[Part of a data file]
§
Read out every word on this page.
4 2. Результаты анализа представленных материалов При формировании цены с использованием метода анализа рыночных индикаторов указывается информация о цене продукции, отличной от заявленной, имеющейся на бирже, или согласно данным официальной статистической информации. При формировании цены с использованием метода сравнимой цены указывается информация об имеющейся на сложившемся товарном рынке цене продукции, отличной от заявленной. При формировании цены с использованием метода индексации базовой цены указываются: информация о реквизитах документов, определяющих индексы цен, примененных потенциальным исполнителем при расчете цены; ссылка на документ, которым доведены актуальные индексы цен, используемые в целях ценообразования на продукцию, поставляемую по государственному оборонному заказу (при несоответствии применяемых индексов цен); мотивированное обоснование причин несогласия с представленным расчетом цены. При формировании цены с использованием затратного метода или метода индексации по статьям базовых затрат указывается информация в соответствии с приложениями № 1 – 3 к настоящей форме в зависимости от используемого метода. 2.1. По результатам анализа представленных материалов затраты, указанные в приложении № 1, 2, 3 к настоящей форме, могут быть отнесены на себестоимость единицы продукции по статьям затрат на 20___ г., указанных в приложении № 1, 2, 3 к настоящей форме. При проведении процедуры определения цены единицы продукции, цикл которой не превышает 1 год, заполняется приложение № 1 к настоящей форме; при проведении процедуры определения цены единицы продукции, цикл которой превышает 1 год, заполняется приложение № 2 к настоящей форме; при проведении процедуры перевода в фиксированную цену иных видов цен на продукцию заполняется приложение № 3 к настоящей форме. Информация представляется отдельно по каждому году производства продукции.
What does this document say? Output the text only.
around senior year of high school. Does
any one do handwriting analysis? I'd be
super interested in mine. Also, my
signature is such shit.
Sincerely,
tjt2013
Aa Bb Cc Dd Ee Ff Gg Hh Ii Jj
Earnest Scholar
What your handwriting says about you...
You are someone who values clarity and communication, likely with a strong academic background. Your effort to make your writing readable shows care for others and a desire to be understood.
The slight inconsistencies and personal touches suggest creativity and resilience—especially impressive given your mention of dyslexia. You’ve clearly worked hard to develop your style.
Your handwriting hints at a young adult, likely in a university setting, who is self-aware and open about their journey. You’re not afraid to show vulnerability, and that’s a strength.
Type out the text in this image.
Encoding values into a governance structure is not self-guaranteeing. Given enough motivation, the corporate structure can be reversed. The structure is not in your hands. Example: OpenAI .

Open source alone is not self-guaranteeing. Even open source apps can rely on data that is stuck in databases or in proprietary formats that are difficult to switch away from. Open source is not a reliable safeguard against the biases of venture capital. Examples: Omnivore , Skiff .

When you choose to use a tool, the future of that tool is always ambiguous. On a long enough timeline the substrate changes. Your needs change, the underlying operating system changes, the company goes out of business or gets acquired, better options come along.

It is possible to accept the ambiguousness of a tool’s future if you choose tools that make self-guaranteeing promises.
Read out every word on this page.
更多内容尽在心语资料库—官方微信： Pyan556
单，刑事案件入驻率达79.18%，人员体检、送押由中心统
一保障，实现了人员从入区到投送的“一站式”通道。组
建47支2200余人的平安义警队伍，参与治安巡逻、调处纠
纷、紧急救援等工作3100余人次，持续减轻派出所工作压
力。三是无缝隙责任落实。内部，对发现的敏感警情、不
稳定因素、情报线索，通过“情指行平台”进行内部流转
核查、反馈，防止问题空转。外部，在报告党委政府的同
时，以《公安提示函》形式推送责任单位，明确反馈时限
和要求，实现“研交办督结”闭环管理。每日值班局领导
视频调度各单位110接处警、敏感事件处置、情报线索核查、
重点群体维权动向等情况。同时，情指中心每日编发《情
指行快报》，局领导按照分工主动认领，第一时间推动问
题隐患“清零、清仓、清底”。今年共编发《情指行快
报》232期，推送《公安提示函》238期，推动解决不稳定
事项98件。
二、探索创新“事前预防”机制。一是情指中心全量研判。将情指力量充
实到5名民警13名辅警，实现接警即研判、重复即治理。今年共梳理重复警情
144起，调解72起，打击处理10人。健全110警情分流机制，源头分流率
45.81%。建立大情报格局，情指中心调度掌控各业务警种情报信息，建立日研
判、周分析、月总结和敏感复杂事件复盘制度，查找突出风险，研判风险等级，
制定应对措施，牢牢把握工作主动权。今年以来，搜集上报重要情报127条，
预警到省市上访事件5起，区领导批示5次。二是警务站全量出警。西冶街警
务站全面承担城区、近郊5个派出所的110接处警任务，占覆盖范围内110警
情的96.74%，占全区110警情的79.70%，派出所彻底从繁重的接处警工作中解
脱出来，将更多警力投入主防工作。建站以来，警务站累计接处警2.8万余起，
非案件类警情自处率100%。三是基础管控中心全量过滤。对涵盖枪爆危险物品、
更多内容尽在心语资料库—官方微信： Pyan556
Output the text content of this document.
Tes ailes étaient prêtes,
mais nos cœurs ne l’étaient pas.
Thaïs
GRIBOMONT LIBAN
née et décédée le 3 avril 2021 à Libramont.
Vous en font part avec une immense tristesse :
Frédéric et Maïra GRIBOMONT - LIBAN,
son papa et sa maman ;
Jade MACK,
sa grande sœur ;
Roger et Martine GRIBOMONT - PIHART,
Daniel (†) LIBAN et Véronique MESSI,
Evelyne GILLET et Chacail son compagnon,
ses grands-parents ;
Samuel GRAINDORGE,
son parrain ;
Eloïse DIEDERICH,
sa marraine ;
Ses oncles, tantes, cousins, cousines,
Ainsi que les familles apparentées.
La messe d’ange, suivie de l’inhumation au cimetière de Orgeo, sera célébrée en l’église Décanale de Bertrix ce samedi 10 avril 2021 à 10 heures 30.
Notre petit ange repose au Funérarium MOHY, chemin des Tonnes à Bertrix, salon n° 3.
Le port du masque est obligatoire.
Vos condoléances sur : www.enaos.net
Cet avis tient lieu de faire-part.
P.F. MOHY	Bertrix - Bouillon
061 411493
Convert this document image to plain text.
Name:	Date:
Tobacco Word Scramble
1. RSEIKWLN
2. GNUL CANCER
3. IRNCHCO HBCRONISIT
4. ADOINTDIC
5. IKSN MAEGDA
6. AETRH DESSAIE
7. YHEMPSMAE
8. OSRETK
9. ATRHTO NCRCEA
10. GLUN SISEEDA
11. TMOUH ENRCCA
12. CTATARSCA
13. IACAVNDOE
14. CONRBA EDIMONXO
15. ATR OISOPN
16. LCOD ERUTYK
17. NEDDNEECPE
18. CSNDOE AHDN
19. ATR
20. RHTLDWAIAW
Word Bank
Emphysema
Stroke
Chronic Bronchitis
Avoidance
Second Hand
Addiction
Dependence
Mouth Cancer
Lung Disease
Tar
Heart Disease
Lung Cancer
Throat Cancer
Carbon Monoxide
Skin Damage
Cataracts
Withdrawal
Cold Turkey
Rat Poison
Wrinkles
§
Problem to work on:
All of the data shown above must be copied exactly.

Exercise answer:
Read out every word on this page.
4 2. Результаты анализа представленных материалов При формировании цены с использованием метода анализа рыночных индикаторов указывается информация о цене продукции, отличной от заявленной, имеющейся на бирже, или согласно данным официальной статистической информации. При формировании цены с использованием метода сравнимой цены указывается информация об имеющейся на сложившемся товарном рынке цене продукции, отличной от заявленной. При формировании цены с использованием метода индексации базовой цены указываются: информация о реквизитах документов, определяющих индексы цен, примененных потенциальным исполнителем при расчете цены; ссылка на документ, которым доведены актуальные индексы цен, используемые в целях ценообразования на продукцию, поставляемую по государственному оборонному заказу (при несоответствии применяемых индексов цен); мотивированное обоснование причин несогласия с представленным расчетом цены. При формировании цены с использованием затратного метода или метода индексации по статьям базовых затрат указывается информация в соответствии с приложениями № 1 – 3 к настоящей форме в зависимости от используемого метода. 2.1. По результатам анализа представленных материалов затраты, указанные в приложении № 1, 2, 3 к настоящей форме, могут быть отнесены на себестоимость единицы продукции по статьям затрат на 20___ г., указанных в приложении № 1, 2, 3 к настоящей форме. При проведении процедуры определения цены единицы продукции, цикл которой не превышает 1 год, заполняется приложение № 1 к настоящей форме; при проведении процедуры определения цены единицы продукции, цикл которой превышает 1 год, заполняется приложение № 2 к настоящей форме; при проведении процедуры перевода в фиксированную цену иных видов цен на продукцию заполняется приложение № 3 к настоящей форме. Информация представляется отдельно по каждому году производства продукции.
What does this document say? Output the text only.
around senior year of high school. Does
any one do handwriting analysis? I'd be
super interested in mine. Also, my
signature is such shit.
Sincerely,
tjt2013
Aa Bb Cc Dd Ee Ff Gg Hh Ii Jj
Earnest Scholar
What your handwriting says about you...
You are someone who values clarity and communication, likely with a strong academic background. Your effort to make your writing readable shows care for others and a desire to be understood.
The slight inconsistencies and personal touches suggest creativity and resilience—especially impressive given your mention of dyslexia. You’ve clearly worked hard to develop your style.
Your handwriting hints at a young adult, likely in a university setting, who is self-aware and open about their journey. You’re not afraid to show vulnerability, and that’s a strength.
Type out the text in this image.
Encoding values into a governance structure is not self-guaranteeing. Given enough motivation, the corporate structure can be reversed. The structure is not in your hands. Example: OpenAI .

Open source alone is not self-guaranteeing. Even open source apps can rely on data that is stuck in databases or in proprietary formats that are difficult to switch away from. Open source is not a reliable safeguard against the biases of venture capital. Examples: Omnivore , Skiff .

When you choose to use a tool, the future of that tool is always ambiguous. On a long enough timeline the substrate changes. Your needs change, the underlying operating system changes, the company goes out of business or gets acquired, better options come along.

It is possible to accept the ambiguousness of a tool’s future if you choose tools that make self-guaranteeing promises.
Read out every word on this page.
更多内容尽在心语资料库—官方微信： Pyan556
单，刑事案件入驻率达79.18%，人员体检、送押由中心统
一保障，实现了人员从入区到投送的“一站式”通道。组
建47支2200余人的平安义警队伍，参与治安巡逻、调处纠
纷、紧急救援等工作3100余人次，持续减轻派出所工作压
力。三是无缝隙责任落实。内部，对发现的敏感警情、不
稳定因素、情报线索，通过“情指行平台”进行内部流转
核查、反馈，防止问题空转。外部，在报告党委政府的同
时，以《公安提示函》形式推送责任单位，明确反馈时限
和要求，实现“研交办督结”闭环管理。每日值班局领导
视频调度各单位110接处警、敏感事件处置、情报线索核查、
重点群体维权动向等情况。同时，情指中心每日编发《情
指行快报》，局领导按照分工主动认领，第一时间推动问
题隐患“清零、清仓、清底”。今年共编发《情指行快
报》232期，推送《公安提示函》238期，推动解决不稳定
事项98件。
二、探索创新“事前预防”机制。一是情指中心全量研判。将情指力量充
实到5名民警13名辅警，实现接警即研判、重复即治理。今年共梳理重复警情
144起，调解72起，打击处理10人。健全110警情分流机制，源头分流率
45.81%。建立大情报格局，情指中心调度掌控各业务警种情报信息，建立日研
判、周分析、月总结和敏感复杂事件复盘制度，查找突出风险，研判风险等级，
制定应对措施，牢牢把握工作主动权。今年以来，搜集上报重要情报127条，
预警到省市上访事件5起，区领导批示5次。二是警务站全量出警。西冶街警
务站全面承担城区、近郊5个派出所的110接处警任务，占覆盖范围内110警
情的96.74%，占全区110警情的79.70%，派出所彻底从繁重的接处警工作中解
脱出来，将更多警力投入主防工作。建站以来，警务站累计接处警2.8万余起，
非案件类警情自处率100%。三是基础管控中心全量过滤。对涵盖枪爆危险物品、
更多内容尽在心语资料库—官方微信： Pyan556
Output the text content of this document.
Tes ailes étaient prêtes,
mais nos cœurs ne l’étaient pas.
Thaïs
GRIBOMONT LIBAN
née et décédée le 3 avril 2021 à Libramont.
Vous en font part avec une immense tristesse :
Frédéric et Maïra GRIBOMONT - LIBAN,
son papa et sa maman ;
Jade MACK,
sa grande sœur ;
Roger et Martine GRIBOMONT - PIHART,
Daniel (†) LIBAN et Véronique MESSI,
Evelyne GILLET et Chacail son compagnon,
ses grands-parents ;
Samuel GRAINDORGE,
son parrain ;
Eloïse DIEDERICH,
sa marraine ;
Ses oncles, tantes, cousins, cousines,
Ainsi que les familles apparentées.
La messe d’ange, suivie de l’inhumation au cimetière de Orgeo, sera célébrée en l’église Décanale de Bertrix ce samedi 10 avril 2021 à 10 heures 30.
Notre petit ange repose au Funérarium MOHY, chemin des Tonnes à Bertrix, salon n° 3.
Le port du masque est obligatoire.
Vos condoléances sur : www.enaos.net
Cet avis tient lieu de faire-part.
P.F. MOHY	Bertrix - Bouillon
061 411493
Convert this document image to plain text.
Name:	Date:
Tobacco Word Scramble
1. RSEIKWLN
2. GNUL CANCER
3. IRNCHCO HBCRONISIT
4. ADOINTDIC
5. IKSN MAEGDA
6. AETRH DESSAIE
7. YHEMPSMAE
8. OSRETK
9. ATRHTO NCRCEA
10. GLUN SISEEDA
11. TMOUH ENRCCA
12. CTATARSCA
13. IACAVNDOE
14. CONRBA EDIMONXO
15. ATR OISOPN
16. LCOD ERUTYK
17. NEDDNEECPE
18. CSNDOE AHDN
19. ATR
20. RHTLDWAIAW
Word Bank
Emphysema
Stroke
Chronic Bronchitis
Avoidance
Second Hand
Addiction
Dependence
Mouth Cancer
Lung Disease
Tar
Heart Disease
Lung Cancer
Throat Cancer
Carbon Monoxide
Skin Damage
Cataracts
Withdrawal
Cold Turkey
Rat Poison
Wrinkles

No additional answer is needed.